Aktien aus Emerging Markets & Nachhaltigkeit – geht das?

14. Jan 2022 | Blog

VON Alfred Kober

Bei zahlreichen Investierenden geht mit Beginn des Kalenderjahres häufig auch eine Neuausrichtung der Veranlagung einher. Unmittelbar damit verbunden ist die Suche nach möglichst aussichtsreichen Investmentkategorien. In einem Umfeld, in dem Vermögensklassen fast ausnahmslos als teuer bezeichnet werden können, ist dieses Unterfangen nicht immer einfach. Auch mit dem mittelfristigen Blick nach vorne sind die dzt. tief negativen Renditekurven guter Schuldner wohl nur schwer dazu geeignet den realen Geldwert aufrecht zu erhalten. Andererseits geht mit einem hohen Exposure in schlechtere Bonitäten unmittelbar entsprechendes Kredit-/Spreadrisiko einher. Eine verzwickte Lage ist das. Ja ein Dilemma, das uns seit Jahren mehr als geläufig ist. Aktienseitig blicken wir mittlerweile auf mehr als eine Dekade zurück, die uns überdurchschnittliche Renditen bescherte, zumindest weitestgehend.

• Vorliegende Angaben:

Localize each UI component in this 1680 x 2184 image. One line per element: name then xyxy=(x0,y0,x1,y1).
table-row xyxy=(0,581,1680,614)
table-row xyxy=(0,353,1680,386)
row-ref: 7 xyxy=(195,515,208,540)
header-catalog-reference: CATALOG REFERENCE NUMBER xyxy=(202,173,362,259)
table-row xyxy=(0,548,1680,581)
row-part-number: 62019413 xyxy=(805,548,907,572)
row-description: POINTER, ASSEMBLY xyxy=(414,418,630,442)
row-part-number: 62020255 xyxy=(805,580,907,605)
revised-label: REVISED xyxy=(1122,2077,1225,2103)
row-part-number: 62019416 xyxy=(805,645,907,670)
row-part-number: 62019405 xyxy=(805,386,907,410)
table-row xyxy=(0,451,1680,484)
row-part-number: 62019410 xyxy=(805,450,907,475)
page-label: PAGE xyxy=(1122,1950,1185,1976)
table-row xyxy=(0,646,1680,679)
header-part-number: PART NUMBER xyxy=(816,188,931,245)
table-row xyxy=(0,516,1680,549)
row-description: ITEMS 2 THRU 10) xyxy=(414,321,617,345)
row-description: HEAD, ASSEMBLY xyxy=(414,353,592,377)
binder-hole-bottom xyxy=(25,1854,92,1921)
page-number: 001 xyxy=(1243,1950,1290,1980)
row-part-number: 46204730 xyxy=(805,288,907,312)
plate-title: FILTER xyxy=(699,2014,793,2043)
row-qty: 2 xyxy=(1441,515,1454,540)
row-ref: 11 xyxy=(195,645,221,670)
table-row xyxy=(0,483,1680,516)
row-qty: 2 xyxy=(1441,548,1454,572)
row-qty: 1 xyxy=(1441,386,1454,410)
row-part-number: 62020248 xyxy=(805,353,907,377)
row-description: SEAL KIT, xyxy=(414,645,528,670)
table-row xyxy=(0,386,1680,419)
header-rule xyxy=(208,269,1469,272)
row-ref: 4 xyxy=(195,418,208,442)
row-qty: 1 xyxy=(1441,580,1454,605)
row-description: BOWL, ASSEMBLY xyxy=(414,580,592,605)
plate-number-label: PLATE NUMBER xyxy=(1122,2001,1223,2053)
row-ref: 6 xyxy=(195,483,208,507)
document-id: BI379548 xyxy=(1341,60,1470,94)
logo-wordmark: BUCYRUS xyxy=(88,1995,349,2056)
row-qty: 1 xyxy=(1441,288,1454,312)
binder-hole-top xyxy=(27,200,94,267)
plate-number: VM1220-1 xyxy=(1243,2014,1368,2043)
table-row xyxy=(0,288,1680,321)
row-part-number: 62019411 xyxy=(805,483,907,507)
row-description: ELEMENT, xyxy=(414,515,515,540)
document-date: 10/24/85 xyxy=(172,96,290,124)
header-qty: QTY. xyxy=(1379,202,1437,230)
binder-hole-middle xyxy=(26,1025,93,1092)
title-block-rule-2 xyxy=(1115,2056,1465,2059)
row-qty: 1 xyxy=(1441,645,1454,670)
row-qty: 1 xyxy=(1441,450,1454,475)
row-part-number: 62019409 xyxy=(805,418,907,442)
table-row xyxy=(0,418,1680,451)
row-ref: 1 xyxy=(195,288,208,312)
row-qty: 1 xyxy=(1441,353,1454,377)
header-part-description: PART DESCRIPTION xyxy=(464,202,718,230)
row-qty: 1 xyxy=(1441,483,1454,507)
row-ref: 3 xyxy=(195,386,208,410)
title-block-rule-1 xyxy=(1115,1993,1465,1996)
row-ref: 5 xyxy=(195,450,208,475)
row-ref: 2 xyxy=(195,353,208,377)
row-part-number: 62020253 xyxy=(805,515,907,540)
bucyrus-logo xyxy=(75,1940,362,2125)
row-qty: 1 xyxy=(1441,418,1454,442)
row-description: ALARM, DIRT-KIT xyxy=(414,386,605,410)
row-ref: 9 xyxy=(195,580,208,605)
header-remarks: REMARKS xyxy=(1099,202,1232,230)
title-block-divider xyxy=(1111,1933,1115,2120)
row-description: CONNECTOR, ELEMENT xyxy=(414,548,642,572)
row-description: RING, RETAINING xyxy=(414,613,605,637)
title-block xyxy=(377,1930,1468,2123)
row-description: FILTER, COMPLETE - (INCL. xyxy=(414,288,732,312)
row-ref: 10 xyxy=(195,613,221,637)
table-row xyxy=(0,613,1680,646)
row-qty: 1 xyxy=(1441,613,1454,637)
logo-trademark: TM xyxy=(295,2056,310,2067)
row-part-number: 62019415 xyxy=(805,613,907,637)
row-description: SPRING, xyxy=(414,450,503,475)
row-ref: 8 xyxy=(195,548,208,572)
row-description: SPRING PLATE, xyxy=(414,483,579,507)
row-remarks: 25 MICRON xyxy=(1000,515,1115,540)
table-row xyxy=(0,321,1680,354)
...
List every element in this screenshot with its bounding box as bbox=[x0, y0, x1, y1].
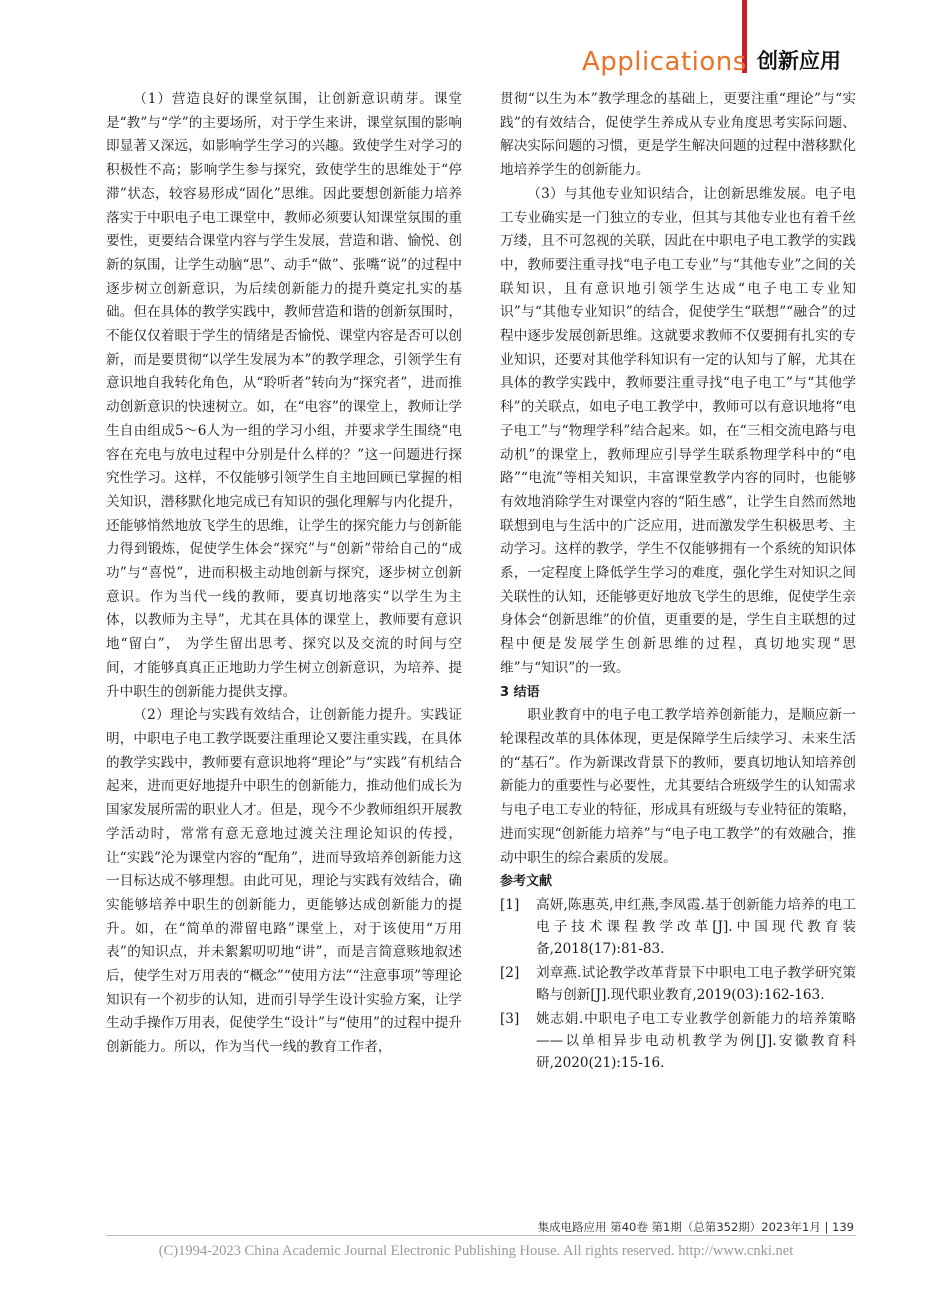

• Arbeitsanweisungen:
(A) Gib den Textauszug von „Bei zahlreichen Investierenden“ bis einschließlich „bescherte, zumindest weitestgehend.“ wortgetreu wieder.
(B) Beantworte bitte anhand des Textauszugs: Was geht bei zahlreichen Investierenden mit Beginn des Kalenderjahres häufig einher?
Die Zeilen braucht es dafür nicht.

• Lösungen:
(A)
Bei zahlreichen Investierenden geht mit Beginn des Kalenderjahres häufig auch eine Neuausrichtung der Veranlagung einher. Unmittelbar damit verbunden ist die Suche nach möglichst aussichtsreichen Investmentkategorien. In einem Umfeld, in dem Vermögensklassen fast ausnahmslos als teuer bezeichnet werden können, ist dieses Unterfangen nicht immer einfach. Auch mit dem mittelfristigen Blick nach vorne sind die dzt. tief negativen Renditekurven guter Schuldner wohl nur schwer dazu geeignet den realen Geldwert aufrecht zu erhalten. Andererseits geht mit einem hohen Exposure in schlechtere Bonitäten unmittelbar entsprechendes Kredit-/Spreadrisiko einher. Eine verzwickte Lage ist das. Ja ein Dilemma, das uns seit Jahren mehr als geläufig ist. Aktienseitig blicken wir mittlerweile auf mehr als eine Dekade zurück, die uns überdurchschnittliche Renditen bescherte, zumindest weitestgehend.

(B) Eine Neuausrichtung der Veranlagung.